Stored entries
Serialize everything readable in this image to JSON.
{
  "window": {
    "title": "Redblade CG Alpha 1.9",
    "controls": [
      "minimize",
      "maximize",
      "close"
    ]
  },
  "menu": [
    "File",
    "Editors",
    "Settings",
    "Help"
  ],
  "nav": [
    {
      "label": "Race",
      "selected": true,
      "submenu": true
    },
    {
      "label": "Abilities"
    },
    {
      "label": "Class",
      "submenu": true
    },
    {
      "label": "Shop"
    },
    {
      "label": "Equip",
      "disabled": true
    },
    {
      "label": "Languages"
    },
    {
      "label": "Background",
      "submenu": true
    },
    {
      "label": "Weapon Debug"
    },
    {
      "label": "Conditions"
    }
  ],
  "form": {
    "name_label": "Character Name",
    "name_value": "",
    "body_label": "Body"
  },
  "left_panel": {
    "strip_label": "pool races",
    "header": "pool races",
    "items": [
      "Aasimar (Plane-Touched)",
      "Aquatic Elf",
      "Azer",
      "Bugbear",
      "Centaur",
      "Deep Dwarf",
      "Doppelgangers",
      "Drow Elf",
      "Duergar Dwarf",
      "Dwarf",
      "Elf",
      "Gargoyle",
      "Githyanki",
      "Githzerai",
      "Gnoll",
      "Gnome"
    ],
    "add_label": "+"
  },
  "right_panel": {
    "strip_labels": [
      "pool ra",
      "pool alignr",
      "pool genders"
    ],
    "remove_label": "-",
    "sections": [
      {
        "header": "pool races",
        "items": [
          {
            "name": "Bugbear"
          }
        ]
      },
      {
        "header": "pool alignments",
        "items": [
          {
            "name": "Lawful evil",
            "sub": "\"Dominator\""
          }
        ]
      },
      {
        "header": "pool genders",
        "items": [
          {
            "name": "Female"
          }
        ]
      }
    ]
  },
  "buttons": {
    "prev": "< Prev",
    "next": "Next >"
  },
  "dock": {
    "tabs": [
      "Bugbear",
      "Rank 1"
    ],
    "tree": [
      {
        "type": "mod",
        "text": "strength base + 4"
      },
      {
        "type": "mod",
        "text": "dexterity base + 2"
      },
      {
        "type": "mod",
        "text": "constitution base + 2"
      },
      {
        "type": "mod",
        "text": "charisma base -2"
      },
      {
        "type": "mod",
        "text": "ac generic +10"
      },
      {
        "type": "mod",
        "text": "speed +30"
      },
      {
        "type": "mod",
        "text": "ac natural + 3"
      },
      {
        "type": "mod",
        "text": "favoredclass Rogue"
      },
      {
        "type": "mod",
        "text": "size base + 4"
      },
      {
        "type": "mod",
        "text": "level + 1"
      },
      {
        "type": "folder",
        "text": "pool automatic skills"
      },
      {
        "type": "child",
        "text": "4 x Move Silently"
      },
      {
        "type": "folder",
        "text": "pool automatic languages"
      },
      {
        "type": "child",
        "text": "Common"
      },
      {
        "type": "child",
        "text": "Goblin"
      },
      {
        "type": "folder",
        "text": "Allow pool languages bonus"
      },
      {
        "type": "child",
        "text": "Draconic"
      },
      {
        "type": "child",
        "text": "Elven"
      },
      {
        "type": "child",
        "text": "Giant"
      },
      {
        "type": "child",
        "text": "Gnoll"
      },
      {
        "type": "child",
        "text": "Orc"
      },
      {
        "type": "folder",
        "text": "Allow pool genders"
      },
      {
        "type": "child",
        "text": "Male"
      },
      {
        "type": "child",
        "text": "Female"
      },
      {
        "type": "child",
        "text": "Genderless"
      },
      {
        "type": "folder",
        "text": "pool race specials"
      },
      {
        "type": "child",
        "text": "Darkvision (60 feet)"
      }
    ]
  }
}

...

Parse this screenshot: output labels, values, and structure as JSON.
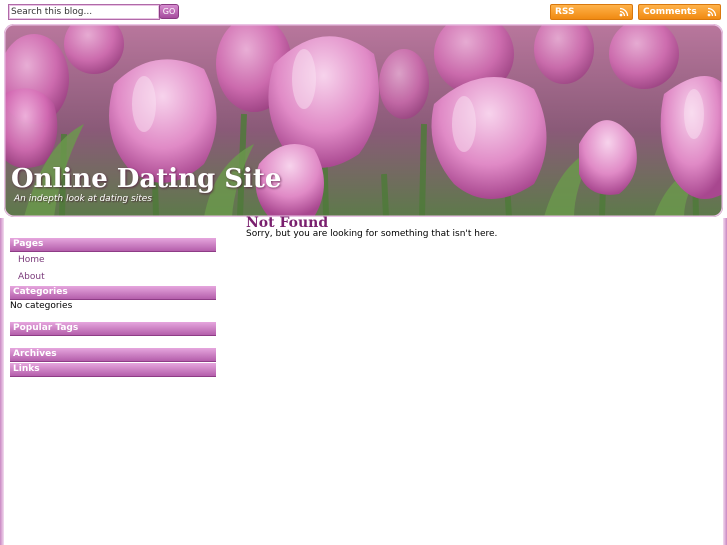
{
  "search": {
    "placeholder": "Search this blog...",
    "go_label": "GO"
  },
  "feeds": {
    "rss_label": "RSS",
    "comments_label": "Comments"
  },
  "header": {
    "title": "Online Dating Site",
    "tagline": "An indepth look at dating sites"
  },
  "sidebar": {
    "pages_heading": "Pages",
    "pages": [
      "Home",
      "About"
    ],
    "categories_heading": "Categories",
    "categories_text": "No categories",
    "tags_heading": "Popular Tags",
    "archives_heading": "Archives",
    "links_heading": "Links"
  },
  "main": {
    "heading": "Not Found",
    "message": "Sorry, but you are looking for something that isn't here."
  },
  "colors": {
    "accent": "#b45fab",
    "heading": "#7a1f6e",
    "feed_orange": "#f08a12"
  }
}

▸ **Work required**: Count the lines in which the string "Allow" appears, then report only that figure.

▸ **Problem solution**: 2